[Task requirements]: Transcribe the lines of the records starting with the one that has "Serialize everything readable" in it and ending with the last, and transcribe nothing else.

***** Records shown

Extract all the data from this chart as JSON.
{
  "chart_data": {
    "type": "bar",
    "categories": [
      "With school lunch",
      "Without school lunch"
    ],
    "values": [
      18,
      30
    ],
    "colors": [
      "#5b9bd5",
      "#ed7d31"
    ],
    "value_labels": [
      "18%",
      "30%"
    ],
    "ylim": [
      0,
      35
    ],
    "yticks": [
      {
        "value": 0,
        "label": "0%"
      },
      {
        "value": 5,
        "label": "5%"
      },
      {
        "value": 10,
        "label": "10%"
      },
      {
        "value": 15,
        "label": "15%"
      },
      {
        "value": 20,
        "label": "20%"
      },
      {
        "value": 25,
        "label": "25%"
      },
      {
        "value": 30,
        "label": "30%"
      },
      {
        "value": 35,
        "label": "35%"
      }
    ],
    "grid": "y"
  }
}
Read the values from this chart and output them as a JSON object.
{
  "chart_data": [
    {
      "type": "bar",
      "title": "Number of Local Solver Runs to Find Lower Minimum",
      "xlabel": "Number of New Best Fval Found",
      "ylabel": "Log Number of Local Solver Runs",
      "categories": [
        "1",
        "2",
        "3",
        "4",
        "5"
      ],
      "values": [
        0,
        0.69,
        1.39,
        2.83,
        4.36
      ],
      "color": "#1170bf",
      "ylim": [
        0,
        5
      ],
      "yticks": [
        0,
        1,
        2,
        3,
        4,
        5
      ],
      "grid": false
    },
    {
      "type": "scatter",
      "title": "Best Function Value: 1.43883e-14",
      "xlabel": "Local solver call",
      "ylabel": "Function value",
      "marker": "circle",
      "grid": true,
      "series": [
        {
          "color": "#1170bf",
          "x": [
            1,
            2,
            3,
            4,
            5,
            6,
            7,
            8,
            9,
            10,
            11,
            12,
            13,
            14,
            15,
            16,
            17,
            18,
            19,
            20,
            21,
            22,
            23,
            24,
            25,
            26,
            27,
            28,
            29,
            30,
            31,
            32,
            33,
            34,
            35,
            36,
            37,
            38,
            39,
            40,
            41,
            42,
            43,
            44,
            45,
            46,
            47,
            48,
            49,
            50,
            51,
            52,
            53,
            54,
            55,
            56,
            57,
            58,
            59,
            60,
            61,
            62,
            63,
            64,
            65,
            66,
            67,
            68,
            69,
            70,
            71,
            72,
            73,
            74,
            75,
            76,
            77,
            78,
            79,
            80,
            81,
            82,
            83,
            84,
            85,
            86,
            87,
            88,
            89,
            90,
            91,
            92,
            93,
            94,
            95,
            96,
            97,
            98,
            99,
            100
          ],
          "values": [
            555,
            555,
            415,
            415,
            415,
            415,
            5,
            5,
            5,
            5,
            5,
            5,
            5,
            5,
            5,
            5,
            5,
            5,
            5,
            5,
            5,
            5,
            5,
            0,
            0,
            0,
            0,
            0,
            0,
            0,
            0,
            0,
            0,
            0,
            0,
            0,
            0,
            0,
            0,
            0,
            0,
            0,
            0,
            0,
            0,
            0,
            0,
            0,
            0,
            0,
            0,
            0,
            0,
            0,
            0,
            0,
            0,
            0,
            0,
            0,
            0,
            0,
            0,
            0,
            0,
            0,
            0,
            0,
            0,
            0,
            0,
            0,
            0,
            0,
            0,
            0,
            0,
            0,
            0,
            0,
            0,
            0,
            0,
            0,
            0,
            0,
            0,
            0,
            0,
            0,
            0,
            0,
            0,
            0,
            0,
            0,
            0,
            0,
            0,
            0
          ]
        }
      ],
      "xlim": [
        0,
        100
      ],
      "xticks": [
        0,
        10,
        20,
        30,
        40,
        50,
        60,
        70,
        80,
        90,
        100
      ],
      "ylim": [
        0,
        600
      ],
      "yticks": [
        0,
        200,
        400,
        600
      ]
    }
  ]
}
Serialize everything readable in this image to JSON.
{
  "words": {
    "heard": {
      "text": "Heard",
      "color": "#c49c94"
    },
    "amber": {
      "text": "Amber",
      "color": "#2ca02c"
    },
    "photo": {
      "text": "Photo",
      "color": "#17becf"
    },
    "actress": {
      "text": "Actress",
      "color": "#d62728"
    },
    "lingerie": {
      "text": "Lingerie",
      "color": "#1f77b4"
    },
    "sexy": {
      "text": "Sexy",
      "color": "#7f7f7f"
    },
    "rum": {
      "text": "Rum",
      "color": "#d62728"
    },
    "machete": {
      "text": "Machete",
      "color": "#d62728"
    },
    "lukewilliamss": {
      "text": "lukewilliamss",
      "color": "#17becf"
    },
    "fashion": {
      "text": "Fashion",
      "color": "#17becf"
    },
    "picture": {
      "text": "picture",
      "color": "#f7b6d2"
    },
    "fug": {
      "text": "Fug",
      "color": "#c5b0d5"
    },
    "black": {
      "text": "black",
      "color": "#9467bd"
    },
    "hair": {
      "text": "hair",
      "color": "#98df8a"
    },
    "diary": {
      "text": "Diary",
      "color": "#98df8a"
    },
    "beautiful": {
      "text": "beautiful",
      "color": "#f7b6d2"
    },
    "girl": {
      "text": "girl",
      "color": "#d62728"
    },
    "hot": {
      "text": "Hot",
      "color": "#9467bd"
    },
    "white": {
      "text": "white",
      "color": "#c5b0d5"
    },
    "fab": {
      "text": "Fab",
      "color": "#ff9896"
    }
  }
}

**********

[Answer for this exercise]:
Serialize everything readable in this image to JSON.
{
  "words": {
    "heard": {
      "text": "Heard",
      "color": "#c49c94"
    },
    "amber": {
      "text": "Amber",
      "color": "#2ca02c"
    },
    "photo": {
      "text": "Photo",
      "color": "#17becf"
    },
    "actress": {
      "text": "Actress",
      "color": "#d62728"
    },
    "lingerie": {
      "text": "Lingerie",
      "color": "#1f77b4"
    },
    "sexy": {
      "text": "Sexy",
      "color": "#7f7f7f"
    },
    "rum": {
      "text": "Rum",
      "color": "#d62728"
    },
    "machete": {
      "text": "Machete",
      "color": "#d62728"
    },
    "lukewilliamss": {
      "text": "lukewilliamss",
      "color": "#17becf"
    },
    "fashion": {
      "text": "Fashion",
      "color": "#17becf"
    },
    "picture": {
      "text": "picture",
      "color": "#f7b6d2"
    },
    "fug": {
      "text": "Fug",
      "color": "#c5b0d5"
    },
    "black": {
      "text": "black",
      "color": "#9467bd"
    },
    "hair": {
      "text": "hair",
      "color": "#98df8a"
    },
    "diary": {
      "text": "Diary",
      "color": "#98df8a"
    },
    "beautiful": {
      "text": "beautiful",
      "color": "#f7b6d2"
    },
    "girl": {
      "text": "girl",
      "color": "#d62728"
    },
    "hot": {
      "text": "Hot",
      "color": "#9467bd"
    },
    "white": {
      "text": "white",
      "color": "#c5b0d5"
    },
    "fab": {
      "text": "Fab",
      "color": "#ff9896"
    }
  }
}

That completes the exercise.